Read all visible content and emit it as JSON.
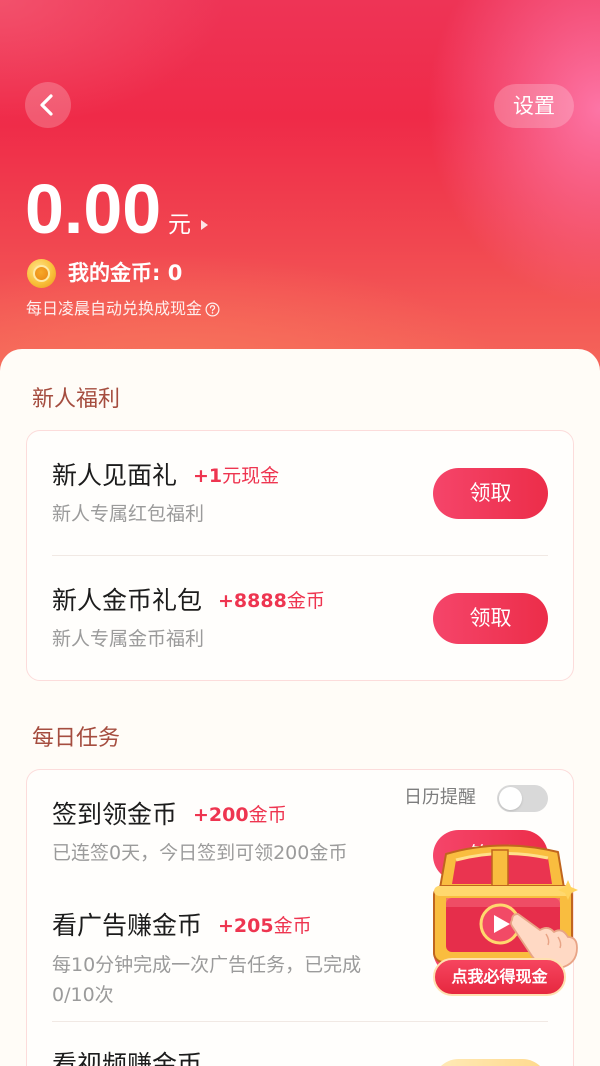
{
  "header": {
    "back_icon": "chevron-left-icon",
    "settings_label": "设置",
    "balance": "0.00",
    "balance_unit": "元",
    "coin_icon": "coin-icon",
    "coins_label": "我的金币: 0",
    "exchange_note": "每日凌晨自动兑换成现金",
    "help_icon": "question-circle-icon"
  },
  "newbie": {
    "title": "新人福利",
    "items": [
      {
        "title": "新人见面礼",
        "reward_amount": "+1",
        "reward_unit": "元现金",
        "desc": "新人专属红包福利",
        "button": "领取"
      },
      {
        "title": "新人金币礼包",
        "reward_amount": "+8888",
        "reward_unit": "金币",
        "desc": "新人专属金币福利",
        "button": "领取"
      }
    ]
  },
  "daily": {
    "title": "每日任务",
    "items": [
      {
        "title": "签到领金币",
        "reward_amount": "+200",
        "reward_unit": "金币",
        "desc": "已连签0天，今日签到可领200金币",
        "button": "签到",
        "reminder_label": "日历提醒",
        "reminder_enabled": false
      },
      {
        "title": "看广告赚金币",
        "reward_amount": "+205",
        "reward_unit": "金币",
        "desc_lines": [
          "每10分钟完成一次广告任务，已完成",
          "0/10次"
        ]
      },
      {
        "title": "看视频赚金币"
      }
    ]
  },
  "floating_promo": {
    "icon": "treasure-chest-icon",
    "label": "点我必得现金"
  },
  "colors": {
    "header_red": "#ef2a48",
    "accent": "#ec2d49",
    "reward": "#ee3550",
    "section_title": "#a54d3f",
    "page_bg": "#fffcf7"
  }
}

## WRITTEN EXERCISE
Repeat the records above verbatim, with no pictures in the result.

## ANSWER TO THIS EXERCISE
Read all visible content and emit it as JSON.
{
  "header": {
    "back_icon": "chevron-left-icon",
    "settings_label": "设置",
    "balance": "0.00",
    "balance_unit": "元",
    "coin_icon": "coin-icon",
    "coins_label": "我的金币: 0",
    "exchange_note": "每日凌晨自动兑换成现金",
    "help_icon": "question-circle-icon"
  },
  "newbie": {
    "title": "新人福利",
    "items": [
      {
        "title": "新人见面礼",
        "reward_amount": "+1",
        "reward_unit": "元现金",
        "desc": "新人专属红包福利",
        "button": "领取"
      },
      {
        "title": "新人金币礼包",
        "reward_amount": "+8888",
        "reward_unit": "金币",
        "desc": "新人专属金币福利",
        "button": "领取"
      }
    ]
  },
  "daily": {
    "title": "每日任务",
    "items": [
      {
        "title": "签到领金币",
        "reward_amount": "+200",
        "reward_unit": "金币",
        "desc": "已连签0天，今日签到可领200金币",
        "button": "签到",
        "reminder_label": "日历提醒",
        "reminder_enabled": false
      },
      {
        "title": "看广告赚金币",
        "reward_amount": "+205",
        "reward_unit": "金币",
        "desc_lines": [
          "每10分钟完成一次广告任务，已完成",
          "0/10次"
        ]
      },
      {
        "title": "看视频赚金币"
      }
    ]
  },
  "floating_promo": {
    "icon": "treasure-chest-icon",
    "label": "点我必得现金"
  },
  "colors": {
    "header_red": "#ef2a48",
    "accent": "#ec2d49",
    "reward": "#ee3550",
    "section_title": "#a54d3f",
    "page_bg": "#fffcf7"
  }
}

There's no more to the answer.